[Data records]
/---
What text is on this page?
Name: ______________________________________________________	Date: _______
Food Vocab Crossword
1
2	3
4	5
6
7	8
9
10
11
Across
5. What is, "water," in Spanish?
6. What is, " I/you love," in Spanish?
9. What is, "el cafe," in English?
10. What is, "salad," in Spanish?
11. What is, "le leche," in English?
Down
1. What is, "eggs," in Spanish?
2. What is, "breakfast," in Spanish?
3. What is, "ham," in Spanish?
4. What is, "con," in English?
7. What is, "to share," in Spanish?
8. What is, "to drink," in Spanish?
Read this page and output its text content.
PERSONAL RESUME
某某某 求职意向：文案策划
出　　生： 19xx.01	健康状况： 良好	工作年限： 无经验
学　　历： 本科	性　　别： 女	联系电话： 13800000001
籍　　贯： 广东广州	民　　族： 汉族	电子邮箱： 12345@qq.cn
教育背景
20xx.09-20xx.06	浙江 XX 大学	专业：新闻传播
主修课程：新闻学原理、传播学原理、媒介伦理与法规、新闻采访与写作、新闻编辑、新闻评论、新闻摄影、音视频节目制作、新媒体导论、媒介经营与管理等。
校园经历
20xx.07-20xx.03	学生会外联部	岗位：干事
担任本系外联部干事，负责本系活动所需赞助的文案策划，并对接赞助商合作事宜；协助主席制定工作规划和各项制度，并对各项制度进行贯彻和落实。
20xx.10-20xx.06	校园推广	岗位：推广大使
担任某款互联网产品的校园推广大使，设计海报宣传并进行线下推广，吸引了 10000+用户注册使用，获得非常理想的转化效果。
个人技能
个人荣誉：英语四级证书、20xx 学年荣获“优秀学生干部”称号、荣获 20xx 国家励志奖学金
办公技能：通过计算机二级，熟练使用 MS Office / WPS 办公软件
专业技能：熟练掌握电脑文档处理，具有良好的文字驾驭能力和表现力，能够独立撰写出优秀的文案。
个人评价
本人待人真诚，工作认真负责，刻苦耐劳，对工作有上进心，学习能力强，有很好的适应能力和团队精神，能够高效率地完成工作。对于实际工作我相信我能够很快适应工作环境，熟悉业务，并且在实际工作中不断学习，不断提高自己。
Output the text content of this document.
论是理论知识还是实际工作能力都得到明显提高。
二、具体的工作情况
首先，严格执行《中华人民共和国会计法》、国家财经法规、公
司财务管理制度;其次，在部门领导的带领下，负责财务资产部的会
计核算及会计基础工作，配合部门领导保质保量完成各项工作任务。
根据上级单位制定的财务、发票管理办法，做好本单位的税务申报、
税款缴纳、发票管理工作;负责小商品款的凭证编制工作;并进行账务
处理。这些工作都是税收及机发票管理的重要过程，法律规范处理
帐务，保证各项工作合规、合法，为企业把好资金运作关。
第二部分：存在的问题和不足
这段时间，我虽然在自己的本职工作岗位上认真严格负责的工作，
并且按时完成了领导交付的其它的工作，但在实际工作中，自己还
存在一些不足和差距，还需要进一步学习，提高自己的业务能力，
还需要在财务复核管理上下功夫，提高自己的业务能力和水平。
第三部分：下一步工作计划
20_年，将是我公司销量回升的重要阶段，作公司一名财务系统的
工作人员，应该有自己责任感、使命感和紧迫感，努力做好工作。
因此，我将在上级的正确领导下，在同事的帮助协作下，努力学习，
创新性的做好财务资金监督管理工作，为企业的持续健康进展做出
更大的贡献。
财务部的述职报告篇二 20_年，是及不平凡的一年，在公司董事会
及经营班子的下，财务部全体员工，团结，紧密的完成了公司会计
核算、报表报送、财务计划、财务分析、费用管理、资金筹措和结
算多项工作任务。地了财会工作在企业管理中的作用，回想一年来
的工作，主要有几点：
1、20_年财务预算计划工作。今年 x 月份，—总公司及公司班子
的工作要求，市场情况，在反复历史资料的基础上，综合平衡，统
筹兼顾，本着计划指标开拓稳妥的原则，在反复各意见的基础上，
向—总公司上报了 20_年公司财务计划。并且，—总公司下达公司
\---
- Do this
Locate the line that contains "Read this page and output its text content.". Repeat it and every line after it, up to and including the final line, exactly.

- Task result
Read this page and output its text content.
PERSONAL RESUME
某某某 求职意向：文案策划
出　　生： 19xx.01	健康状况： 良好	工作年限： 无经验
学　　历： 本科	性　　别： 女	联系电话： 13800000001
籍　　贯： 广东广州	民　　族： 汉族	电子邮箱： 12345@qq.cn
教育背景
20xx.09-20xx.06	浙江 XX 大学	专业：新闻传播
主修课程：新闻学原理、传播学原理、媒介伦理与法规、新闻采访与写作、新闻编辑、新闻评论、新闻摄影、音视频节目制作、新媒体导论、媒介经营与管理等。
校园经历
20xx.07-20xx.03	学生会外联部	岗位：干事
担任本系外联部干事，负责本系活动所需赞助的文案策划，并对接赞助商合作事宜；协助主席制定工作规划和各项制度，并对各项制度进行贯彻和落实。
20xx.10-20xx.06	校园推广	岗位：推广大使
担任某款互联网产品的校园推广大使，设计海报宣传并进行线下推广，吸引了 10000+用户注册使用，获得非常理想的转化效果。
个人技能
个人荣誉：英语四级证书、20xx 学年荣获“优秀学生干部”称号、荣获 20xx 国家励志奖学金
办公技能：通过计算机二级，熟练使用 MS Office / WPS 办公软件
专业技能：熟练掌握电脑文档处理，具有良好的文字驾驭能力和表现力，能够独立撰写出优秀的文案。
个人评价
本人待人真诚，工作认真负责，刻苦耐劳，对工作有上进心，学习能力强，有很好的适应能力和团队精神，能够高效率地完成工作。对于实际工作我相信我能够很快适应工作环境，熟悉业务，并且在实际工作中不断学习，不断提高自己。
Output the text content of this document.
论是理论知识还是实际工作能力都得到明显提高。
二、具体的工作情况
首先，严格执行《中华人民共和国会计法》、国家财经法规、公
司财务管理制度;其次，在部门领导的带领下，负责财务资产部的会
计核算及会计基础工作，配合部门领导保质保量完成各项工作任务。
根据上级单位制定的财务、发票管理办法，做好本单位的税务申报、
税款缴纳、发票管理工作;负责小商品款的凭证编制工作;并进行账务
处理。这些工作都是税收及机发票管理的重要过程，法律规范处理
帐务，保证各项工作合规、合法，为企业把好资金运作关。
第二部分：存在的问题和不足
这段时间，我虽然在自己的本职工作岗位上认真严格负责的工作，
并且按时完成了领导交付的其它的工作，但在实际工作中，自己还
存在一些不足和差距，还需要进一步学习，提高自己的业务能力，
还需要在财务复核管理上下功夫，提高自己的业务能力和水平。
第三部分：下一步工作计划
20_年，将是我公司销量回升的重要阶段，作公司一名财务系统的
工作人员，应该有自己责任感、使命感和紧迫感，努力做好工作。
因此，我将在上级的正确领导下，在同事的帮助协作下，努力学习，
创新性的做好财务资金监督管理工作，为企业的持续健康进展做出
更大的贡献。
财务部的述职报告篇二 20_年，是及不平凡的一年，在公司董事会
及经营班子的下，财务部全体员工，团结，紧密的完成了公司会计
核算、报表报送、财务计划、财务分析、费用管理、资金筹措和结
算多项工作任务。地了财会工作在企业管理中的作用，回想一年来
的工作，主要有几点：
1、20_年财务预算计划工作。今年 x 月份，—总公司及公司班子
的工作要求，市场情况，在反复历史资料的基础上，综合平衡，统
筹兼顾，本着计划指标开拓稳妥的原则，在反复各意见的基础上，
向—总公司上报了 20_年公司财务计划。并且，—总公司下达公司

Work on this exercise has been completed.